▶ **Data for processing**
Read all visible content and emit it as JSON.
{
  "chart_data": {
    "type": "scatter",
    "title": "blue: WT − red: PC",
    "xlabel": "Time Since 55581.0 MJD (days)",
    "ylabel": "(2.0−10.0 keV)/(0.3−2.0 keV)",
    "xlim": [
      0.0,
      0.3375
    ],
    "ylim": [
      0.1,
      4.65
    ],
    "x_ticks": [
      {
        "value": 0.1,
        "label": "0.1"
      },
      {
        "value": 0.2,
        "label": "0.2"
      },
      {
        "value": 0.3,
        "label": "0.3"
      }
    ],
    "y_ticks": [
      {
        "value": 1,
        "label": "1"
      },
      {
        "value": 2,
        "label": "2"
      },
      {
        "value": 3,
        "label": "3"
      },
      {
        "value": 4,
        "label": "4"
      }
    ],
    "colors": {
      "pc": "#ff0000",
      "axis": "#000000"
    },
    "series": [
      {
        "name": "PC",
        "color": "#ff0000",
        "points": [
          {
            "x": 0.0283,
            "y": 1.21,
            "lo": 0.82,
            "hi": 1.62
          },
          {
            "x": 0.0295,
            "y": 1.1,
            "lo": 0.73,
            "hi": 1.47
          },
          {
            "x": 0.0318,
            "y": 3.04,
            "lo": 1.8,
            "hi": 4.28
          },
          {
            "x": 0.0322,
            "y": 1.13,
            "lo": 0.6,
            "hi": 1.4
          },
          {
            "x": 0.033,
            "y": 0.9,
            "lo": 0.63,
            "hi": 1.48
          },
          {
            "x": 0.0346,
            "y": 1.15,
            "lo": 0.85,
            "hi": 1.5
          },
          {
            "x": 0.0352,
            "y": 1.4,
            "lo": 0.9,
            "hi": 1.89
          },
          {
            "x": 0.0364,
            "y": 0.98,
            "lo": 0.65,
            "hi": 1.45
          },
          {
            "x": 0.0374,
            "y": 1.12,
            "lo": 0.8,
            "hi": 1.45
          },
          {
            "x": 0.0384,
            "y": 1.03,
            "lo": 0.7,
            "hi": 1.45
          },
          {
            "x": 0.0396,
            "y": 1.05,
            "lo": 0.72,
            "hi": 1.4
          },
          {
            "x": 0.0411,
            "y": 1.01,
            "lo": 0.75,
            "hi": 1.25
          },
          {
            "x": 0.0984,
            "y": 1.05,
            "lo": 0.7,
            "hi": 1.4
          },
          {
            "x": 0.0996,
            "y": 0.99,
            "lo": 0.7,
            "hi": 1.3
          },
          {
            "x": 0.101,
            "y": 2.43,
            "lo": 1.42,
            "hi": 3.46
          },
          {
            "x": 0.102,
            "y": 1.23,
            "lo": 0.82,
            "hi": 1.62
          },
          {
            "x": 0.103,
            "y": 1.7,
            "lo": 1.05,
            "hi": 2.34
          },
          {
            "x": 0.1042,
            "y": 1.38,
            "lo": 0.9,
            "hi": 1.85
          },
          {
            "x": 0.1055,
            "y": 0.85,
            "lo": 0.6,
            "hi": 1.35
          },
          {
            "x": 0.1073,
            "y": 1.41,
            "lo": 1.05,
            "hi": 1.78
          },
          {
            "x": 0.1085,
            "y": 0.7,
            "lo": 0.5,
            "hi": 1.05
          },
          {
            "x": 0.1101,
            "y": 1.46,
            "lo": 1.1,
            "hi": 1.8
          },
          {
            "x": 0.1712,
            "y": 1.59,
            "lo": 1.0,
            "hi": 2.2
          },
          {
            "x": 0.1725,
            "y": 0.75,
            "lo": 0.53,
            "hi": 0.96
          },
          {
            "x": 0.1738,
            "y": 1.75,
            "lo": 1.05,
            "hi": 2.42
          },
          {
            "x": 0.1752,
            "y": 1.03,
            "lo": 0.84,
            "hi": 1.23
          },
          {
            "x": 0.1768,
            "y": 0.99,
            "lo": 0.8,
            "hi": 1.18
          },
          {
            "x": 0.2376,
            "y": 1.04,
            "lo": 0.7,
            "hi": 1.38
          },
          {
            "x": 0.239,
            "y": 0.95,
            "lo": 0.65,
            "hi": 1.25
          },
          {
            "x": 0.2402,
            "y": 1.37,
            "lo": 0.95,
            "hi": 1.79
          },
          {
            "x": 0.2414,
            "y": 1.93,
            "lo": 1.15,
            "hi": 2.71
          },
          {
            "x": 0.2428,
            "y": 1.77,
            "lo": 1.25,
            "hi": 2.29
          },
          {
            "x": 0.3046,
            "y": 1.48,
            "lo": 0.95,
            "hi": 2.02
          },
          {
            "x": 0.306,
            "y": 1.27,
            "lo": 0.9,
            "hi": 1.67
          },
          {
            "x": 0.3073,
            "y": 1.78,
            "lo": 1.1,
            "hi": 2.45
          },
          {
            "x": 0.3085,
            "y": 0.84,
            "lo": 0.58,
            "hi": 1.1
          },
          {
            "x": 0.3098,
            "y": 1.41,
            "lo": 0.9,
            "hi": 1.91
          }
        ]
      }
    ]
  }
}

▶ **Task statement**
Set down the listing in full, keeping every word exactly as it is.

▶ **Expected output**
Read all visible content and emit it as JSON.
{
  "chart_data": {
    "type": "scatter",
    "title": "blue: WT − red: PC",
    "xlabel": "Time Since 55581.0 MJD (days)",
    "ylabel": "(2.0−10.0 keV)/(0.3−2.0 keV)",
    "xlim": [
      0.0,
      0.3375
    ],
    "ylim": [
      0.1,
      4.65
    ],
    "x_ticks": [
      {
        "value": 0.1,
        "label": "0.1"
      },
      {
        "value": 0.2,
        "label": "0.2"
      },
      {
        "value": 0.3,
        "label": "0.3"
      }
    ],
    "y_ticks": [
      {
        "value": 1,
        "label": "1"
      },
      {
        "value": 2,
        "label": "2"
      },
      {
        "value": 3,
        "label": "3"
      },
      {
        "value": 4,
        "label": "4"
      }
    ],
    "colors": {
      "pc": "#ff0000",
      "axis": "#000000"
    },
    "series": [
      {
        "name": "PC",
        "color": "#ff0000",
        "points": [
          {
            "x": 0.0283,
            "y": 1.21,
            "lo": 0.82,
            "hi": 1.62
          },
          {
            "x": 0.0295,
            "y": 1.1,
            "lo": 0.73,
            "hi": 1.47
          },
          {
            "x": 0.0318,
            "y": 3.04,
            "lo": 1.8,
            "hi": 4.28
          },
          {
            "x": 0.0322,
            "y": 1.13,
            "lo": 0.6,
            "hi": 1.4
          },
          {
            "x": 0.033,
            "y": 0.9,
            "lo": 0.63,
            "hi": 1.48
          },
          {
            "x": 0.0346,
            "y": 1.15,
            "lo": 0.85,
            "hi": 1.5
          },
          {
            "x": 0.0352,
            "y": 1.4,
            "lo": 0.9,
            "hi": 1.89
          },
          {
            "x": 0.0364,
            "y": 0.98,
            "lo": 0.65,
            "hi": 1.45
          },
          {
            "x": 0.0374,
            "y": 1.12,
            "lo": 0.8,
            "hi": 1.45
          },
          {
            "x": 0.0384,
            "y": 1.03,
            "lo": 0.7,
            "hi": 1.45
          },
          {
            "x": 0.0396,
            "y": 1.05,
            "lo": 0.72,
            "hi": 1.4
          },
          {
            "x": 0.0411,
            "y": 1.01,
            "lo": 0.75,
            "hi": 1.25
          },
          {
            "x": 0.0984,
            "y": 1.05,
            "lo": 0.7,
            "hi": 1.4
          },
          {
            "x": 0.0996,
            "y": 0.99,
            "lo": 0.7,
            "hi": 1.3
          },
          {
            "x": 0.101,
            "y": 2.43,
            "lo": 1.42,
            "hi": 3.46
          },
          {
            "x": 0.102,
            "y": 1.23,
            "lo": 0.82,
            "hi": 1.62
          },
          {
            "x": 0.103,
            "y": 1.7,
            "lo": 1.05,
            "hi": 2.34
          },
          {
            "x": 0.1042,
            "y": 1.38,
            "lo": 0.9,
            "hi": 1.85
          },
          {
            "x": 0.1055,
            "y": 0.85,
            "lo": 0.6,
            "hi": 1.35
          },
          {
            "x": 0.1073,
            "y": 1.41,
            "lo": 1.05,
            "hi": 1.78
          },
          {
            "x": 0.1085,
            "y": 0.7,
            "lo": 0.5,
            "hi": 1.05
          },
          {
            "x": 0.1101,
            "y": 1.46,
            "lo": 1.1,
            "hi": 1.8
          },
          {
            "x": 0.1712,
            "y": 1.59,
            "lo": 1.0,
            "hi": 2.2
          },
          {
            "x": 0.1725,
            "y": 0.75,
            "lo": 0.53,
            "hi": 0.96
          },
          {
            "x": 0.1738,
            "y": 1.75,
            "lo": 1.05,
            "hi": 2.42
          },
          {
            "x": 0.1752,
            "y": 1.03,
            "lo": 0.84,
            "hi": 1.23
          },
          {
            "x": 0.1768,
            "y": 0.99,
            "lo": 0.8,
            "hi": 1.18
          },
          {
            "x": 0.2376,
            "y": 1.04,
            "lo": 0.7,
            "hi": 1.38
          },
          {
            "x": 0.239,
            "y": 0.95,
            "lo": 0.65,
            "hi": 1.25
          },
          {
            "x": 0.2402,
            "y": 1.37,
            "lo": 0.95,
            "hi": 1.79
          },
          {
            "x": 0.2414,
            "y": 1.93,
            "lo": 1.15,
            "hi": 2.71
          },
          {
            "x": 0.2428,
            "y": 1.77,
            "lo": 1.25,
            "hi": 2.29
          },
          {
            "x": 0.3046,
            "y": 1.48,
            "lo": 0.95,
            "hi": 2.02
          },
          {
            "x": 0.306,
            "y": 1.27,
            "lo": 0.9,
            "hi": 1.67
          },
          {
            "x": 0.3073,
            "y": 1.78,
            "lo": 1.1,
            "hi": 2.45
          },
          {
            "x": 0.3085,
            "y": 0.84,
            "lo": 0.58,
            "hi": 1.1
          },
          {
            "x": 0.3098,
            "y": 1.41,
            "lo": 0.9,
            "hi": 1.91
          }
        ]
      }
    ]
  }
}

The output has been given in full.